--- start of PAGE TEXT ---
BURNEY. 'Perhaps, Sir, that may be from want of exercise.'

JOHNSON. 'No, Sir; he has partly as much exercise as he used to have, for he digs in the garden. Indeed, before his confinement, he used for exercise to walk to the ale-house; but he was carried back again. 

‘I did not think he ought to be shut up. His infirmities were not noxious to society. He insisted on people praying with him; and I'd as lief pray with Kit Smart as any one else. 

‘Another charge was, that he did not love clean linen; and I have no passion for it.'


Johnson continued. 

'Mankind have a great aversion to intellectual labour; but even supposing knowledge to be easily attainable, more people would be content to be ignorant than would take even a little trouble to acquire it.'

'The morality of an action depends on the motive from which we act. If I fling half a crown to a beggar with intention to break his head, and he picks it up and buys victuals with it, the physical effect is good; but, with respect to me, the action is very wrong.’ 


‘So, religious exercises, if not performed with an intention to please GOD, avail us nothing. As our Saviour says of those who perform them from other motives, "Verily they have their reward."’

When I rose a second time he again pressed me to stay, which I did.

He told me, that he generally went abroad at four in the afternoon, and seldom came home till two in the morning. I took the liberty to ask if he did not think it wrong to live thus, and not make more use of his great talents. He owned it was a bad habit. 


On reviewing, at the distance of many years, my journal of this period, I wonder how, at my first visit, I ventured to talk to him so freely, and that he bore it with so much indulgence.
--- end of PAGE TEXT ---
REQUEST:
In the passage of Johnson's conversation, what does Johnson say the morality of an action depends on?
--- start of INFORMATION PROVIDED ---
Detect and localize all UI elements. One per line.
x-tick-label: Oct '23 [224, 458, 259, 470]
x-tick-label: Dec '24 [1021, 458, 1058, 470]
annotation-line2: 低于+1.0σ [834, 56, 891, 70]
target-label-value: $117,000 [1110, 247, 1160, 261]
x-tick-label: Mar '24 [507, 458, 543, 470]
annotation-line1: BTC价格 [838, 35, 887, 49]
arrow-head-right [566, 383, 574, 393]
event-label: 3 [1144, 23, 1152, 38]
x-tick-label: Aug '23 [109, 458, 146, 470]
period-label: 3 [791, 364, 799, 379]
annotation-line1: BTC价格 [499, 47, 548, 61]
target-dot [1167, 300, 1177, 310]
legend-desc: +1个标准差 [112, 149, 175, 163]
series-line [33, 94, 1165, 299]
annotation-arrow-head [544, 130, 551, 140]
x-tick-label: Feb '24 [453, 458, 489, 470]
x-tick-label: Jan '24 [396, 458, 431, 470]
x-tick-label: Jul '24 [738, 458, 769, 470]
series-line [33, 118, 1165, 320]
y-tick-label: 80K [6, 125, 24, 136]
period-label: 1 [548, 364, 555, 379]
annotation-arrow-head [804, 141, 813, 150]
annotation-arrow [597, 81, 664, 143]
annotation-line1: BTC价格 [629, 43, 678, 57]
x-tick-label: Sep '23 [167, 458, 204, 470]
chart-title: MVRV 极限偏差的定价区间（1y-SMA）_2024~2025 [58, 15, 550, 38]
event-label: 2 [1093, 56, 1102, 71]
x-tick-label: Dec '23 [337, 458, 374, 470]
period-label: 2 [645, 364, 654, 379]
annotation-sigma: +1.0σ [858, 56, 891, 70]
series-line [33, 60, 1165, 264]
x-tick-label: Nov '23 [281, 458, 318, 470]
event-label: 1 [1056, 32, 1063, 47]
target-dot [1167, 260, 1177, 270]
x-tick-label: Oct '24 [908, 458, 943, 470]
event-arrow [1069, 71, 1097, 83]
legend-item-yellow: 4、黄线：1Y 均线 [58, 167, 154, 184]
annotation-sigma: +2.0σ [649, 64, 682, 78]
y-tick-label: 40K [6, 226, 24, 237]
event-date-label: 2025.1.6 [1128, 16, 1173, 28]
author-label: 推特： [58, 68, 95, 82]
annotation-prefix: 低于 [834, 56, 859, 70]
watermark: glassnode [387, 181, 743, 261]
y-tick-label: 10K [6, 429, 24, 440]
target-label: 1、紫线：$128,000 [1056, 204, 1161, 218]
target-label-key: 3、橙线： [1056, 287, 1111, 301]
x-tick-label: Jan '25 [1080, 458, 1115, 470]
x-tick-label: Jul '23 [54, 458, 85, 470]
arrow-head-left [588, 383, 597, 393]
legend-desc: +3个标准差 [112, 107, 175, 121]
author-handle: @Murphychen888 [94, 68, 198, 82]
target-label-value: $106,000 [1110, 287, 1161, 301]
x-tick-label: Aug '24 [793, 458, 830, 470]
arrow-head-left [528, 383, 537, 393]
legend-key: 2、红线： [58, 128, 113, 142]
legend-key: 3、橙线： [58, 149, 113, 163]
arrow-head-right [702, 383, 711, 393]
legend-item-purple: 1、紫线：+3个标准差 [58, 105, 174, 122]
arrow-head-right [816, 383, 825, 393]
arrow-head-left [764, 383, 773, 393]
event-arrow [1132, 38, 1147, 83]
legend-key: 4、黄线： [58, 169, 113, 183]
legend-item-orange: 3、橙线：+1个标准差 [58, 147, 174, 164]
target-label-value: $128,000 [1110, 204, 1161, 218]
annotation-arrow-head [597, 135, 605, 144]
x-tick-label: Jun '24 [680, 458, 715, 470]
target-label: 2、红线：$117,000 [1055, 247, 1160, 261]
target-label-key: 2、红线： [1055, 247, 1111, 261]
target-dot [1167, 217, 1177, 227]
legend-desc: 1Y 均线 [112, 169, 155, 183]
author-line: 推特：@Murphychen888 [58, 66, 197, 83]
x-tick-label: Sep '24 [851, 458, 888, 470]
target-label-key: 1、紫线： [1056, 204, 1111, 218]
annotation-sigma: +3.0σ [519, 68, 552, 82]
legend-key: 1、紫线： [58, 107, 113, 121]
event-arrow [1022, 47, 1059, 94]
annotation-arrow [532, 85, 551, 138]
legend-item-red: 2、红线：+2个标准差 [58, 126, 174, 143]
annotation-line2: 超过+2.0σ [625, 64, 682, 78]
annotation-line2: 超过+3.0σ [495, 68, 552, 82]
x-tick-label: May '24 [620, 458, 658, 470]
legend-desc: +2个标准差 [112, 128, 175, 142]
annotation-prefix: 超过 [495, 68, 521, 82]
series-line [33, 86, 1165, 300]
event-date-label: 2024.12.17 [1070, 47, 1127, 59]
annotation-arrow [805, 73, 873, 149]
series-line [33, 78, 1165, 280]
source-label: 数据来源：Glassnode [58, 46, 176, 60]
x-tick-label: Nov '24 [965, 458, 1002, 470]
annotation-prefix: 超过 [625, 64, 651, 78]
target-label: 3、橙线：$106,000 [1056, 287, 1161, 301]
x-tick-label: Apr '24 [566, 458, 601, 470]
--- end of INFORMATION PROVIDED ---
REPLY:
The motive from which we act.